Instructions for the task
Could you give the data below again, exactly and completely?

▬▬▬▬▬▬▬▬▬▬

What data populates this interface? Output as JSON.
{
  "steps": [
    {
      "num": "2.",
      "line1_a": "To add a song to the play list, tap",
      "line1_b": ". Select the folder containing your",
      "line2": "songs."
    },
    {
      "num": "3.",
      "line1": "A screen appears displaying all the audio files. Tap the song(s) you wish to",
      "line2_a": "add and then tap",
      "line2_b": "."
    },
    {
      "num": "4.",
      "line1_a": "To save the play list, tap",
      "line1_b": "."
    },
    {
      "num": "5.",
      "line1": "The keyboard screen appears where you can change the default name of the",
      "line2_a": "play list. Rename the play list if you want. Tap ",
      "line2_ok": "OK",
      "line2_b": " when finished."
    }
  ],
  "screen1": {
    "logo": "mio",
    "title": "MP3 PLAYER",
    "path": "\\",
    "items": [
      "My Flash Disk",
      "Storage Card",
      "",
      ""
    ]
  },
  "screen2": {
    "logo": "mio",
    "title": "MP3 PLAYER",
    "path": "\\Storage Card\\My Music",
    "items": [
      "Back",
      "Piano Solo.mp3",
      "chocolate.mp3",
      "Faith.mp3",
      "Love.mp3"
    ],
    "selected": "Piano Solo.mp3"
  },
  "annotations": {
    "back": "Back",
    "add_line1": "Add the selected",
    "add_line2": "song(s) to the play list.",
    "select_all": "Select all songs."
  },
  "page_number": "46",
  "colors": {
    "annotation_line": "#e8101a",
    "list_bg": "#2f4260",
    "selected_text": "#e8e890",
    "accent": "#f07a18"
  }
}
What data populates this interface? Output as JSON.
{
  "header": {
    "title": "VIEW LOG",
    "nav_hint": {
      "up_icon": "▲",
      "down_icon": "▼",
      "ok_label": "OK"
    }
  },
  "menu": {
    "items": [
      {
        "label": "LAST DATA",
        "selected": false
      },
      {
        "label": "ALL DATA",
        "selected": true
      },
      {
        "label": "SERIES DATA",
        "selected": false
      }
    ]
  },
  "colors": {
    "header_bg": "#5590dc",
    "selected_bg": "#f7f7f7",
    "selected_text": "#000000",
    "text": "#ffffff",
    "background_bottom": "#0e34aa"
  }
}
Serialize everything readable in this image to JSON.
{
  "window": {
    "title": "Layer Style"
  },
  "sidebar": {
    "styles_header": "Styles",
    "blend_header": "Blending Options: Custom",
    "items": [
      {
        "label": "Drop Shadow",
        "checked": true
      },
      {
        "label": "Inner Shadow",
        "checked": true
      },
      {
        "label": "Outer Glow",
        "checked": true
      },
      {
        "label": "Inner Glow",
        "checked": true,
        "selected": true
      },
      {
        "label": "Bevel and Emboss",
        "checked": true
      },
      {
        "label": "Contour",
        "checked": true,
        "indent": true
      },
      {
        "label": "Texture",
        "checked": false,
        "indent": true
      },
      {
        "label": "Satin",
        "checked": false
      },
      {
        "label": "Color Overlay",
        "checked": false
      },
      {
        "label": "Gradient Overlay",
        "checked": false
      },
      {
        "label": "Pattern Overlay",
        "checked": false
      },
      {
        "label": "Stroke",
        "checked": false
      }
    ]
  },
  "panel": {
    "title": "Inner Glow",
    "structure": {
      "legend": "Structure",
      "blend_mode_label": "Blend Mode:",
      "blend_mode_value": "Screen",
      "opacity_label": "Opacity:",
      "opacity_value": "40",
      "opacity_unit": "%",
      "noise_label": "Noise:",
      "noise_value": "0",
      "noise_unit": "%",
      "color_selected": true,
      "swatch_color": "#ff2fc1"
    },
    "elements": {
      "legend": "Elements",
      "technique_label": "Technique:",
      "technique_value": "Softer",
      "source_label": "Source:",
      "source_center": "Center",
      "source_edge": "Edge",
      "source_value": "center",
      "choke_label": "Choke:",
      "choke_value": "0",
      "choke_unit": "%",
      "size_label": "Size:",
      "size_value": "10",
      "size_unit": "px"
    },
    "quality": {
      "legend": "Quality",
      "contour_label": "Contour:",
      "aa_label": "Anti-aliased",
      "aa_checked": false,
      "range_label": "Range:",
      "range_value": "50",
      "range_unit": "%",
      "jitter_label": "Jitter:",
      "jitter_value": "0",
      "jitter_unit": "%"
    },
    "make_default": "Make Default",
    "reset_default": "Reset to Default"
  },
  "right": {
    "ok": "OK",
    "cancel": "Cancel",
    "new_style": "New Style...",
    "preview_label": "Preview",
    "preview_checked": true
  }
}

▬▬▬▬▬▬▬▬▬▬

Worked answer
What data populates this interface? Output as JSON.
{
  "steps": [
    {
      "num": "2.",
      "line1_a": "To add a song to the play list, tap",
      "line1_b": ". Select the folder containing your",
      "line2": "songs."
    },
    {
      "num": "3.",
      "line1": "A screen appears displaying all the audio files. Tap the song(s) you wish to",
      "line2_a": "add and then tap",
      "line2_b": "."
    },
    {
      "num": "4.",
      "line1_a": "To save the play list, tap",
      "line1_b": "."
    },
    {
      "num": "5.",
      "line1": "The keyboard screen appears where you can change the default name of the",
      "line2_a": "play list. Rename the play list if you want. Tap ",
      "line2_ok": "OK",
      "line2_b": " when finished."
    }
  ],
  "screen1": {
    "logo": "mio",
    "title": "MP3 PLAYER",
    "path": "\\",
    "items": [
      "My Flash Disk",
      "Storage Card",
      "",
      ""
    ]
  },
  "screen2": {
    "logo": "mio",
    "title": "MP3 PLAYER",
    "path": "\\Storage Card\\My Music",
    "items": [
      "Back",
      "Piano Solo.mp3",
      "chocolate.mp3",
      "Faith.mp3",
      "Love.mp3"
    ],
    "selected": "Piano Solo.mp3"
  },
  "annotations": {
    "back": "Back",
    "add_line1": "Add the selected",
    "add_line2": "song(s) to the play list.",
    "select_all": "Select all songs."
  },
  "page_number": "46",
  "colors": {
    "annotation_line": "#e8101a",
    "list_bg": "#2f4260",
    "selected_text": "#e8e890",
    "accent": "#f07a18"
  }
}
What data populates this interface? Output as JSON.
{
  "header": {
    "title": "VIEW LOG",
    "nav_hint": {
      "up_icon": "▲",
      "down_icon": "▼",
      "ok_label": "OK"
    }
  },
  "menu": {
    "items": [
      {
        "label": "LAST DATA",
        "selected": false
      },
      {
        "label": "ALL DATA",
        "selected": true
      },
      {
        "label": "SERIES DATA",
        "selected": false
      }
    ]
  },
  "colors": {
    "header_bg": "#5590dc",
    "selected_bg": "#f7f7f7",
    "selected_text": "#000000",
    "text": "#ffffff",
    "background_bottom": "#0e34aa"
  }
}
Serialize everything readable in this image to JSON.
{
  "window": {
    "title": "Layer Style"
  },
  "sidebar": {
    "styles_header": "Styles",
    "blend_header": "Blending Options: Custom",
    "items": [
      {
        "label": "Drop Shadow",
        "checked": true
      },
      {
        "label": "Inner Shadow",
        "checked": true
      },
      {
        "label": "Outer Glow",
        "checked": true
      },
      {
        "label": "Inner Glow",
        "checked": true,
        "selected": true
      },
      {
        "label": "Bevel and Emboss",
        "checked": true
      },
      {
        "label": "Contour",
        "checked": true,
        "indent": true
      },
      {
        "label": "Texture",
        "checked": false,
        "indent": true
      },
      {
        "label": "Satin",
        "checked": false
      },
      {
        "label": "Color Overlay",
        "checked": false
      },
      {
        "label": "Gradient Overlay",
        "checked": false
      },
      {
        "label": "Pattern Overlay",
        "checked": false
      },
      {
        "label": "Stroke",
        "checked": false
      }
    ]
  },
  "panel": {
    "title": "Inner Glow",
    "structure": {
      "legend": "Structure",
      "blend_mode_label": "Blend Mode:",
      "blend_mode_value": "Screen",
      "opacity_label": "Opacity:",
      "opacity_value": "40",
      "opacity_unit": "%",
      "noise_label": "Noise:",
      "noise_value": "0",
      "noise_unit": "%",
      "color_selected": true,
      "swatch_color": "#ff2fc1"
    },
    "elements": {
      "legend": "Elements",
      "technique_label": "Technique:",
      "technique_value": "Softer",
      "source_label": "Source:",
      "source_center": "Center",
      "source_edge": "Edge",
      "source_value": "center",
      "choke_label": "Choke:",
      "choke_value": "0",
      "choke_unit": "%",
      "size_label": "Size:",
      "size_value": "10",
      "size_unit": "px"
    },
    "quality": {
      "legend": "Quality",
      "contour_label": "Contour:",
      "aa_label": "Anti-aliased",
      "aa_checked": false,
      "range_label": "Range:",
      "range_value": "50",
      "range_unit": "%",
      "jitter_label": "Jitter:",
      "jitter_value": "0",
      "jitter_unit": "%"
    },
    "make_default": "Make Default",
    "reset_default": "Reset to Default"
  },
  "right": {
    "ok": "OK",
    "cancel": "Cancel",
    "new_style": "New Style...",
    "preview_label": "Preview",
    "preview_checked": true
  }
}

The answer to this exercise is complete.